→ **Testo citato**:
Se le disposizioni della direttiva 2011/36/UE del Parlamento europeo e del Consiglio, del 5 aprile 2011, concernente la prevenzione e la repressione della tratta di esseri umani e la protezione delle vittime, e che sostituisce la decisione quadro del Consiglio 2002/629/GAI e l'articolo 5 della Carta, in combinato disposto con le spiegazioni relative alla Carta, debbano essere interpretati nel senso che la vittima della tratta di esseri umani deve essere coinvolta nel procedimento di determinazione della pena, anche in caso di conclusione, nella fase preliminare del procedimento penale, di un accordo di patteggiamento che deve essere omologato dal giudice.

Se ai fini della risposta alla seconda questione rilevi il fatto che l'omologazione dell'accordo di patteggiamento sia subordinata alla condizione che il danno materiale causato dal reato sia già stato risarcito o che sia stata fornita una garanzia a tal fine, fermo restando che, secondo una decisione interpretativa vincolante per il giudice, si deve tener conto solo del «danno costitutivo del reato», vale a dire il danno facente parte degli elementi costitutivi del reato, e non del cosiddetto «danno non costitutivo del reato», vale a dire il lucro cessante delle vittime della tratta di esseri umani

Se sia compatibile con il diritto a un ricorso effettivo sancito dall'articolo 47 della Carta dei diritti fondamentali dell'Unione europea una disposizione nazionale come l'articolo 381, paragrafo 2, del Nakazatelno-protsesualen kodeks (codice di procedura penale), che vieta la definizione mediante accordo di patteggiamento di procedimenti penali per reati gravi e intenzionali previsti da taluni capi del codice penale, tra cui i reati di cui alla Sezione VIII, intitolata «Condotte illecite attinenti alla sfera sessuale», ma non per i reati di cui alla Sezione IX intitolata «Tratta di esseri umani».

Se l'articolo 4, paragrafo 2, lettera b), e l'articolo 4, paragrafo 4, della direttiva 2011/36/UE del Parlamento europeo e del Consiglio, del 5 aprile 2011, concernente la prevenzione e la repressione della tratta di esseri umani e la protezione delle vittime, e che sostituisce la decisione quadro 2002/629/JAI del Consiglio, debbano essere interpretati nel senso che impongono a un giudice nazionale chiamato a pronunciarsi su un accordo di patteggiamento nella fase preliminare del procedimento penale di constatare se la pena convenuta (nella fattispecie una pena detentiva di due anni) sia «effettiva, proporzionata e dissuasiva», tenendo conto del numero di singoli casi di tratta di esseri umani e della commissione dei reati attraverso un'organizzazione criminale.

In caso di risposta negativa alla quinta questione pregiudiziale, se il giudice nazionale sia tenuto ad assicurare l'applicazione della direttiva 2011/36/UE del Parlamento europeo e del Consiglio, del 5 aprile 2011, concernente la prevenzione e la repressione della tratta di esseri umani e la protezione delle vittime, e che sostituisce la decisione quadro del Consiglio 2002/629/GAI, interpretando il diritto nazionale, in base al quale esso può omologare l'accordo di patteggiamento solo se «non è contrario alla legge e al buon costume», in virtù del principio dell'interpretazione conforme e in deroga alla giurisprudenza costante, nel senso che può anche valutare se la pena stabilita nell'accordo (nella fattispecie una pena detentiva di due anni) sia «effettiva, proporzionata e dissuasiva», tenendo conto del numero di singoli casi di tratta di esseri umani e della commissione dei reati attraverso un'organizzazione criminale.

→ **Dati archiviati**:

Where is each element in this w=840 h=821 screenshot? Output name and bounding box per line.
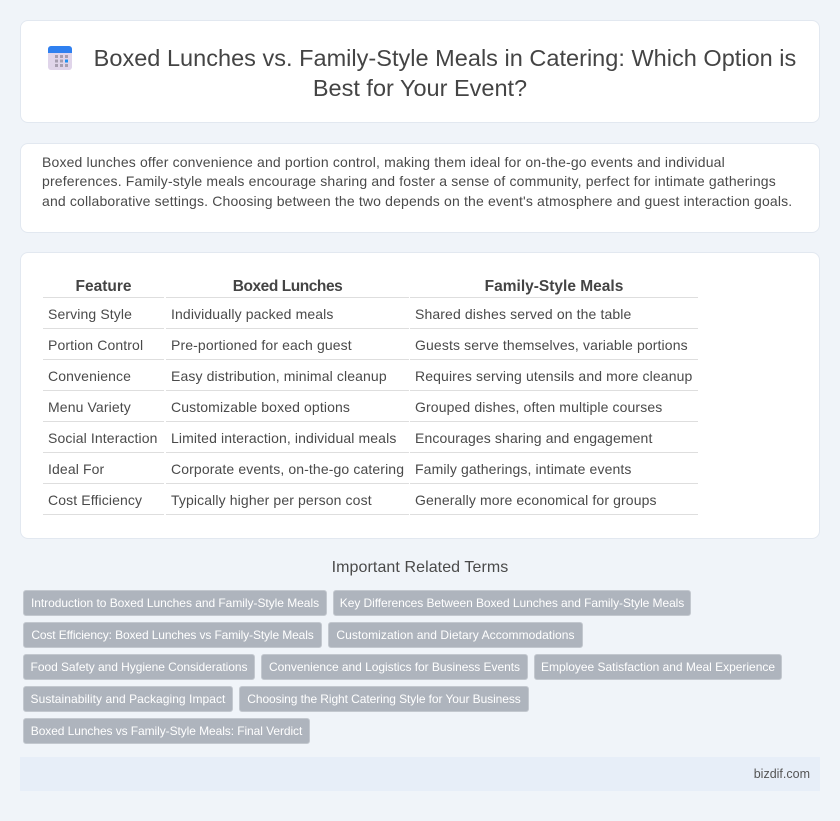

→ **Da fare**:
1) Stampa dal testo citato il tratto che va da "Se le disposizioni" fino a "omologato dal giudice.".
2) Secondo il testo citato, quale pena è stata convenuta nell'accordo di patteggiamento?
L'elenco non ha alcun ruolo in questo lavoro.

→ **Risultati dell'esercizio**:
1)
Se le disposizioni della direttiva 2011/36/UE del Parlamento europeo e del Consiglio, del 5 aprile 2011, concernente la prevenzione e la repressione della tratta di esseri umani e la protezione delle vittime, e che sostituisce la decisione quadro del Consiglio 2002/629/GAI e l'articolo 5 della Carta, in combinato disposto con le spiegazioni relative alla Carta, debbano essere interpretati nel senso che la vittima della tratta di esseri umani deve essere coinvolta nel procedimento di determinazione della pena, anche in caso di conclusione, nella fase preliminare del procedimento penale, di un accordo di patteggiamento che deve essere omologato dal giudice.

2) Una pena detentiva di due anni.